Stored records:
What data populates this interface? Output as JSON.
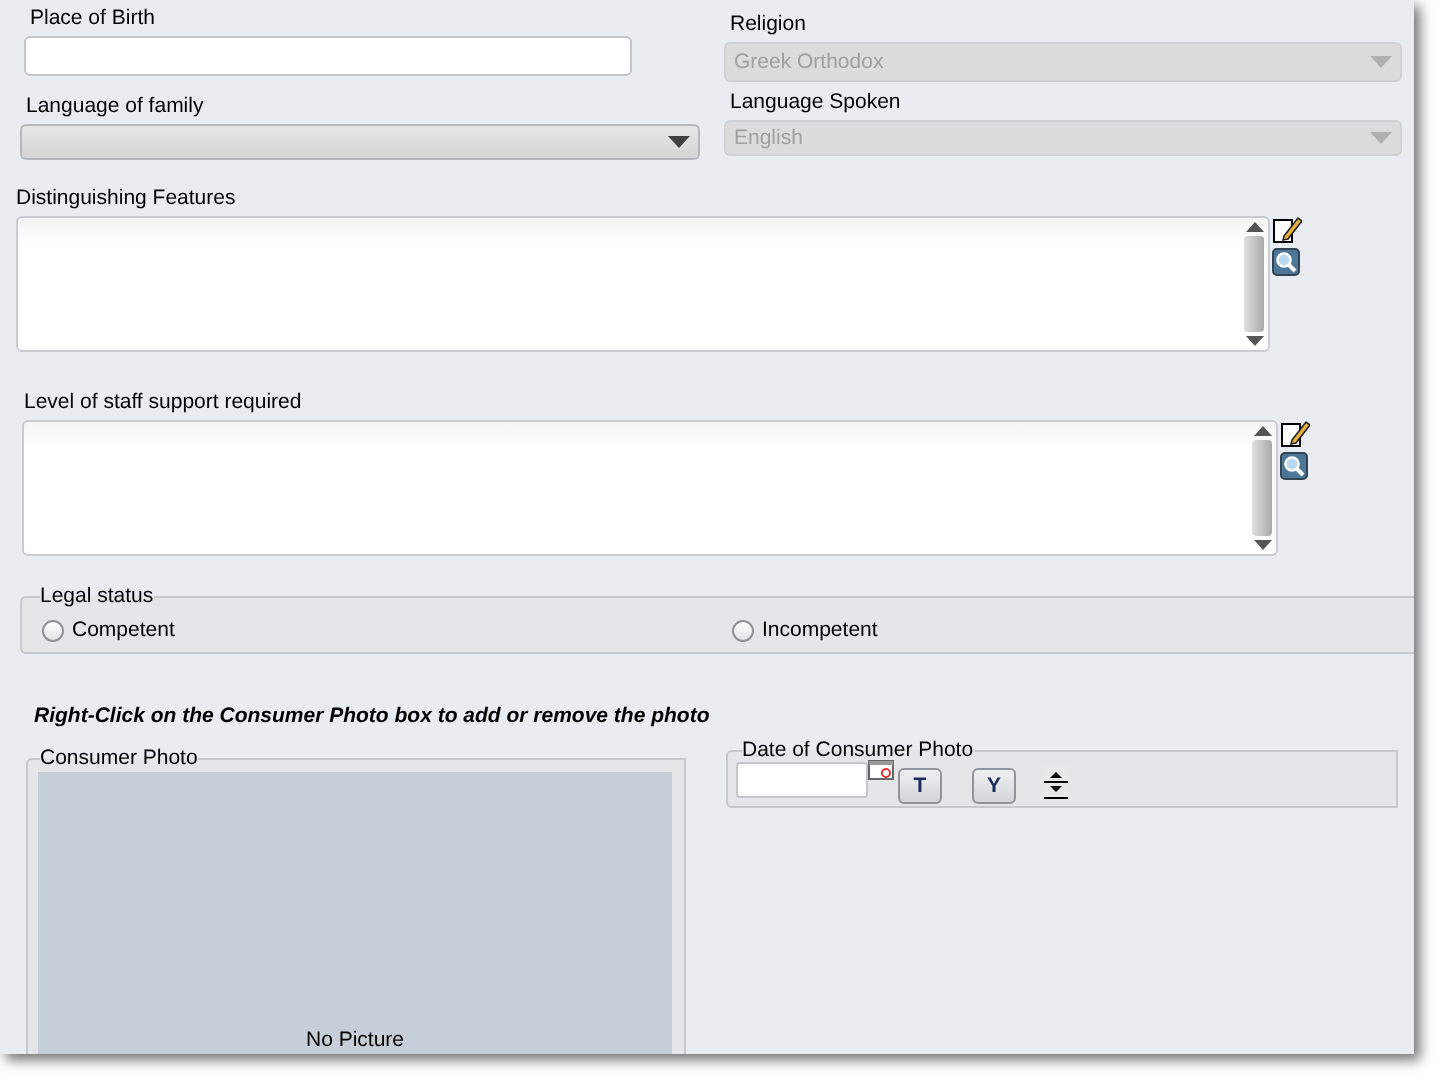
{
  "place_of_birth": {
    "label": "Place of Birth"
  },
  "religion": {
    "label": "Religion",
    "value": "Greek Orthodox",
    "disabled": true
  },
  "language_of_family": {
    "label": "Language of family",
    "disabled": false
  },
  "language_spoken": {
    "label": "Language Spoken",
    "value": "English",
    "disabled": true
  },
  "distinguishing_features": {
    "label": "Distinguishing Features"
  },
  "staff_support": {
    "label": "Level of staff support required"
  },
  "legal_status": {
    "label": "Legal status",
    "options": [
      {
        "label": "Competent",
        "selected": false
      },
      {
        "label": "Incompetent",
        "selected": false
      }
    ]
  },
  "photo_hint": "Right-Click on the Consumer Photo box to add or remove the photo",
  "consumer_photo": {
    "label": "Consumer Photo",
    "empty_text": "No Picture"
  },
  "photo_date": {
    "label": "Date of Consumer Photo",
    "buttons": [
      "T",
      "Y"
    ]
  }
}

**Problem to work on**
Repeat the data exactly in full, omitting its pictures.

**Worked solution**
What data populates this interface? Output as JSON.
{
  "place_of_birth": {
    "label": "Place of Birth"
  },
  "religion": {
    "label": "Religion",
    "value": "Greek Orthodox",
    "disabled": true
  },
  "language_of_family": {
    "label": "Language of family",
    "disabled": false
  },
  "language_spoken": {
    "label": "Language Spoken",
    "value": "English",
    "disabled": true
  },
  "distinguishing_features": {
    "label": "Distinguishing Features"
  },
  "staff_support": {
    "label": "Level of staff support required"
  },
  "legal_status": {
    "label": "Legal status",
    "options": [
      {
        "label": "Competent",
        "selected": false
      },
      {
        "label": "Incompetent",
        "selected": false
      }
    ]
  },
  "photo_hint": "Right-Click on the Consumer Photo box to add or remove the photo",
  "consumer_photo": {
    "label": "Consumer Photo",
    "empty_text": "No Picture"
  },
  "photo_date": {
    "label": "Date of Consumer Photo",
    "buttons": [
      "T",
      "Y"
    ]
  }
}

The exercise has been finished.